Render everything from the start of the records below down to the line containing "449, 970, 483]", inclusive, as a JSON list of strings with one string per line. Leave out blank lines.

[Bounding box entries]
*-*-*
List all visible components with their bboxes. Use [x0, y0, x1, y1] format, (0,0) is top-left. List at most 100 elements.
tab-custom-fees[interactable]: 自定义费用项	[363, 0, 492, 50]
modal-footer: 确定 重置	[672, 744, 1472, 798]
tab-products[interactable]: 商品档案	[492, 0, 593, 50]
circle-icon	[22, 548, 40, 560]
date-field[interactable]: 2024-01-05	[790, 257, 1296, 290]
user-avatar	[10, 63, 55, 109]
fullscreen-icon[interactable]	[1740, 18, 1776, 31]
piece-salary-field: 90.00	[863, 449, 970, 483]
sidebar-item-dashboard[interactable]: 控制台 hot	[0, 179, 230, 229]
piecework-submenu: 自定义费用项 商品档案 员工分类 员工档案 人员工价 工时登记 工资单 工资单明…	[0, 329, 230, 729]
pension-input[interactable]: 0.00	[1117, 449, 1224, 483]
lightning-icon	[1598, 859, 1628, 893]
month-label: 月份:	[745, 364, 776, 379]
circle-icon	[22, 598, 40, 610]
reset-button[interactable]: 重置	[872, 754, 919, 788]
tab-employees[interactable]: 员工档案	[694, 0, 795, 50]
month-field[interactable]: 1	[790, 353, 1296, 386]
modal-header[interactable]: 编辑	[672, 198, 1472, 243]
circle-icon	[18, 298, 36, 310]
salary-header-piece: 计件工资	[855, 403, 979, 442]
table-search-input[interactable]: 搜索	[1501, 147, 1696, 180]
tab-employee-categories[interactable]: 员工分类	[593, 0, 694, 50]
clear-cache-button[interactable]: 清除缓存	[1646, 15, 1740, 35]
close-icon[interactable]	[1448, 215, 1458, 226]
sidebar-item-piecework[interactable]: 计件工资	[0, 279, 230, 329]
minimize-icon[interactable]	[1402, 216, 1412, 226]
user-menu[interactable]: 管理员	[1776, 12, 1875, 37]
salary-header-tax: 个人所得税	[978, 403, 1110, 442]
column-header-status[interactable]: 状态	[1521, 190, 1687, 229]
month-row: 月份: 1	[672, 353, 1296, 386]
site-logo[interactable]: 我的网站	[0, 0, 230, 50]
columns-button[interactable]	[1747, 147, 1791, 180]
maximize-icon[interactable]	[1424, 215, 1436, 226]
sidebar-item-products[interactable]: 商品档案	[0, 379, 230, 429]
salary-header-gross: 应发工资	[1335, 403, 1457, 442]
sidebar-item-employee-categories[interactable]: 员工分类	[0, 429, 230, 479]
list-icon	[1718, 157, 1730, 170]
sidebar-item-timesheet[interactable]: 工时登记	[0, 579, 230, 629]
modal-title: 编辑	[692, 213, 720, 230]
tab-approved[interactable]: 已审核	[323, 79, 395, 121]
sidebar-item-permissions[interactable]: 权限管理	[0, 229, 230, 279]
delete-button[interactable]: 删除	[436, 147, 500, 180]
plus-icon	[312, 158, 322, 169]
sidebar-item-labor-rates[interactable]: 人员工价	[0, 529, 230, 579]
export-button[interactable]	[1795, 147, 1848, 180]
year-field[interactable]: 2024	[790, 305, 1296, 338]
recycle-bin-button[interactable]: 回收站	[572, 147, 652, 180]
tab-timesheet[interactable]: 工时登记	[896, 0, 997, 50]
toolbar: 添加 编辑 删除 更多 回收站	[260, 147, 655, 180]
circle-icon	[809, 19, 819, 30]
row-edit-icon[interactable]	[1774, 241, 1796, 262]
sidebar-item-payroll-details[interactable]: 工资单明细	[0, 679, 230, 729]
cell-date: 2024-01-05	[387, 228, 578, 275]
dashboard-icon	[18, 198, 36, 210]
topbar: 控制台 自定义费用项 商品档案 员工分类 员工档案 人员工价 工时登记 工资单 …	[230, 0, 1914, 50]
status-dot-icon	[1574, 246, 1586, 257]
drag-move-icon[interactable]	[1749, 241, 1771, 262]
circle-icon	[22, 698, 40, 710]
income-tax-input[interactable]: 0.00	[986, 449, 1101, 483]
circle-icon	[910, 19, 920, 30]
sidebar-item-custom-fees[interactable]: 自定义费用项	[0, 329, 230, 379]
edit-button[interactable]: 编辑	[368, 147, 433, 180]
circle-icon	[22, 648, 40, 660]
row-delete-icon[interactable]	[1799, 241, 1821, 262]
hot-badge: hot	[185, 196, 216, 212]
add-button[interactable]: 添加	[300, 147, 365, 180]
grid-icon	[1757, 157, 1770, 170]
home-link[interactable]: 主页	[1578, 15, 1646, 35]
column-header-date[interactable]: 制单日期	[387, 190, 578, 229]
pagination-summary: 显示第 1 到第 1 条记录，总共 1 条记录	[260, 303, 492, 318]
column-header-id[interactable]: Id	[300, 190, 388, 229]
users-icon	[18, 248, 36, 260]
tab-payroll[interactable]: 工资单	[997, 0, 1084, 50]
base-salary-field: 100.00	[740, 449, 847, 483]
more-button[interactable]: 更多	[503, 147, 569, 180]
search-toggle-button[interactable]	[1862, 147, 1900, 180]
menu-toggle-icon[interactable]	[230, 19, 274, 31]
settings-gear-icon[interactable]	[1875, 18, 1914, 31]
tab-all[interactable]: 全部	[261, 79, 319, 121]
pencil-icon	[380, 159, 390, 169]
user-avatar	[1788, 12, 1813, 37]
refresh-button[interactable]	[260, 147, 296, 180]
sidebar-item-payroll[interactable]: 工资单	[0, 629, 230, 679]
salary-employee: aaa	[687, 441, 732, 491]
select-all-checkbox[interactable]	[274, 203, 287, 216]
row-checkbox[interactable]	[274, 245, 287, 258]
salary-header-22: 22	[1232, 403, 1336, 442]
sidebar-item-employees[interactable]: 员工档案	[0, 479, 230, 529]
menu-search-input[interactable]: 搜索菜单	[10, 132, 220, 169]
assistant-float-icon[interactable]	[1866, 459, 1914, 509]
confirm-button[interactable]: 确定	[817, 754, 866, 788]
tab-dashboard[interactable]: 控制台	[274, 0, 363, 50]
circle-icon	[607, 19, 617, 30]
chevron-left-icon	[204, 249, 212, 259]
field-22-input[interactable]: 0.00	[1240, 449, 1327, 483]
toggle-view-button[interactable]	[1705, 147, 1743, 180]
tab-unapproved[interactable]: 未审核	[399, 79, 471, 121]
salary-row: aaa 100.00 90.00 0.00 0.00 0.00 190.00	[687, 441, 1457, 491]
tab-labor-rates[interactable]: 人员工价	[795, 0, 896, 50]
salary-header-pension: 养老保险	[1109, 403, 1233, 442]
*-*-*
## [Written reply]
[
  "List all visible components with their bboxes. Use [x0, y0, x1, y1] format, (0,0) is top-left. List at most 100 elements.",
  "tab-custom-fees[interactable]: 自定义费用项\t[363, 0, 492, 50]",
  "modal-footer: 确定 重置\t[672, 744, 1472, 798]",
  "tab-products[interactable]: 商品档案\t[492, 0, 593, 50]",
  "circle-icon\t[22, 548, 40, 560]",
  "date-field[interactable]: 2024-01-05\t[790, 257, 1296, 290]",
  "user-avatar\t[10, 63, 55, 109]",
  "fullscreen-icon[interactable]\t[1740, 18, 1776, 31]",
  "piece-salary-field: 90.00\t[863, 449, 970, 483]"
]